Extracted data entries:
◆ ◆ ◆ ◆

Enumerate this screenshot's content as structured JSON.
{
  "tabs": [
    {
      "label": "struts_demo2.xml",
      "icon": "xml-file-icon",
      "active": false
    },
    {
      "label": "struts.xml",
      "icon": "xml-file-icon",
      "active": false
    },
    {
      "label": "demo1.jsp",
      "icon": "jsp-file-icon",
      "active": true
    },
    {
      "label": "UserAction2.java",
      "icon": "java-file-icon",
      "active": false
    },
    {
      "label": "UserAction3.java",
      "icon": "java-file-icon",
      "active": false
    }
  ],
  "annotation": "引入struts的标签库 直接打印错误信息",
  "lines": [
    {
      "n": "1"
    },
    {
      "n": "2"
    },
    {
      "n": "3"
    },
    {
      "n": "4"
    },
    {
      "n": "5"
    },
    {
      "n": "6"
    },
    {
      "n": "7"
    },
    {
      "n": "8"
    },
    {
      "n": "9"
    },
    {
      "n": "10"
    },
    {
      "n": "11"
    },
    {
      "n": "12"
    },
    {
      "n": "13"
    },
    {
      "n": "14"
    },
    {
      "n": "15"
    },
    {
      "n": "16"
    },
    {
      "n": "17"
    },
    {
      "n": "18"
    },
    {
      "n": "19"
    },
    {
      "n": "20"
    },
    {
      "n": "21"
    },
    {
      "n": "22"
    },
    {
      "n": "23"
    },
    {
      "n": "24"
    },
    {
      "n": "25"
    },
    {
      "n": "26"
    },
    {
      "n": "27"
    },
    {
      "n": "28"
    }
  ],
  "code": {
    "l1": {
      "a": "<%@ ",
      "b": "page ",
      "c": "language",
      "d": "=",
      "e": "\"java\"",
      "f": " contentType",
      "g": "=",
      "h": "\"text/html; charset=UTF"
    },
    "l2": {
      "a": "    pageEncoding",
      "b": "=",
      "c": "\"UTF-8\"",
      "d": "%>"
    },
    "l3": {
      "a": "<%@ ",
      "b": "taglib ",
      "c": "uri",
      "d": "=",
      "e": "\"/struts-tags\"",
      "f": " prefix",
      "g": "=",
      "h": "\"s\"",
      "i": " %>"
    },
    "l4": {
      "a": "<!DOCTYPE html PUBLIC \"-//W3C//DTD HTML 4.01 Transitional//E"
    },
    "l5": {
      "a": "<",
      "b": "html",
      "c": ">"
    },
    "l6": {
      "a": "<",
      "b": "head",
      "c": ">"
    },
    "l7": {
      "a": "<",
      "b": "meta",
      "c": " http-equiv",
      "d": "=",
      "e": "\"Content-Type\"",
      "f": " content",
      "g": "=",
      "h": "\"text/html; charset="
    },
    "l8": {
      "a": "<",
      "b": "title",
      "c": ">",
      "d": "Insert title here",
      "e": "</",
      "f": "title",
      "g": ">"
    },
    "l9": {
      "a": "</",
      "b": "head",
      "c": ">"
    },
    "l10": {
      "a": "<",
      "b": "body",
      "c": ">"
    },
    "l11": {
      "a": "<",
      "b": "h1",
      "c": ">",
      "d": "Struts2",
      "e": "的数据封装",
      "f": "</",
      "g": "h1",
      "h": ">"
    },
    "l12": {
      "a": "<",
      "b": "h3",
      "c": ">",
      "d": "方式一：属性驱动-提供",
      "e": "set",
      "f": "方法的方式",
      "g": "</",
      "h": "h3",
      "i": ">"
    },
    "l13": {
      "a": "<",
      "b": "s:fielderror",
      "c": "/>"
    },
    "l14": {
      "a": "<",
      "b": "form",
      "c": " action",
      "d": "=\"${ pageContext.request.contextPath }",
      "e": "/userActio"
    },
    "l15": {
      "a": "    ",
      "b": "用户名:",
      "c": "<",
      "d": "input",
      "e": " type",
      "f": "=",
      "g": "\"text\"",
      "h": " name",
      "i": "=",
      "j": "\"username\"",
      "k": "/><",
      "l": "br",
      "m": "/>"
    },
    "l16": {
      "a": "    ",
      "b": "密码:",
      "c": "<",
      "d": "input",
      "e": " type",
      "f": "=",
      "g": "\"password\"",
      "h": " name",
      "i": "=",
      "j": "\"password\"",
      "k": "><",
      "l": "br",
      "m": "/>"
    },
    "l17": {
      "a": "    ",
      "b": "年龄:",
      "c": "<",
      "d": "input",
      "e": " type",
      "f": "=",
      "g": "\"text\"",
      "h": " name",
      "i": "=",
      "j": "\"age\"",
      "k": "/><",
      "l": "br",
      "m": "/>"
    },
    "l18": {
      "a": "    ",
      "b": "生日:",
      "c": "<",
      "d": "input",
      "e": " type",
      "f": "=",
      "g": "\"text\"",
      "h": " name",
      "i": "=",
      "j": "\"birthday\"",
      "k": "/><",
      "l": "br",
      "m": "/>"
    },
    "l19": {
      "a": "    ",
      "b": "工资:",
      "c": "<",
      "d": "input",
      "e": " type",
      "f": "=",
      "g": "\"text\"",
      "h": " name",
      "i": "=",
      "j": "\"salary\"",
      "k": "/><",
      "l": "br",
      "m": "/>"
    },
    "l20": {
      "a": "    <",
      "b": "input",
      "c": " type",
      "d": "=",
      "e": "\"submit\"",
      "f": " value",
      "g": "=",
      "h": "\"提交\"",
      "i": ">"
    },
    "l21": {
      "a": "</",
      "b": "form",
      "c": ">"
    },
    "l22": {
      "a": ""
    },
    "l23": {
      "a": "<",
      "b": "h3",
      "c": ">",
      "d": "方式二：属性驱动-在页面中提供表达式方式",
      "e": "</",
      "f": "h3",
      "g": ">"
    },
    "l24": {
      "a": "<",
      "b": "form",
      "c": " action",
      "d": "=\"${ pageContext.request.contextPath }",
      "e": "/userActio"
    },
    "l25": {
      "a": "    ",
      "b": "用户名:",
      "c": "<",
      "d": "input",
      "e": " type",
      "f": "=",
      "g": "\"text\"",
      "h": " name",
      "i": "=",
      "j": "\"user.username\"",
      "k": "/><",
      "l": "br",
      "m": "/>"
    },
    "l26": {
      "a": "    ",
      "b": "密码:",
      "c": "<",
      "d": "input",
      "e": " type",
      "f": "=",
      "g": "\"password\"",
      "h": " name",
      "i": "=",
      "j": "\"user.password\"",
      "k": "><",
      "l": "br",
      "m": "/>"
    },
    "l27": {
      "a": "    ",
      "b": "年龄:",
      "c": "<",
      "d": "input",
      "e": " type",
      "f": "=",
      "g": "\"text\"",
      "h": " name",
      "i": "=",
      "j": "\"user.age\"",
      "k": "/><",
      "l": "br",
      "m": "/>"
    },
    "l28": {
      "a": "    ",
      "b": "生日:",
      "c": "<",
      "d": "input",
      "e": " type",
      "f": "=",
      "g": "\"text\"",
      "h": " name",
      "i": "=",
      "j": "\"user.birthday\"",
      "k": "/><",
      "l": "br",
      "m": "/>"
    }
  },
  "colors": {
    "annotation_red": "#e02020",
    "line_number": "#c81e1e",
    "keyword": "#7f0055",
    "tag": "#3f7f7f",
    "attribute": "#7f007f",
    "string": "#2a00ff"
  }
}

◆ ◆ ◆ ◆

Identify and list each line with the word "password".

**Full output:**
      "g": "\"password\"",
      "j": "\"password\"",
      "g": "\"password\"",
      "j": "\"user.password\"",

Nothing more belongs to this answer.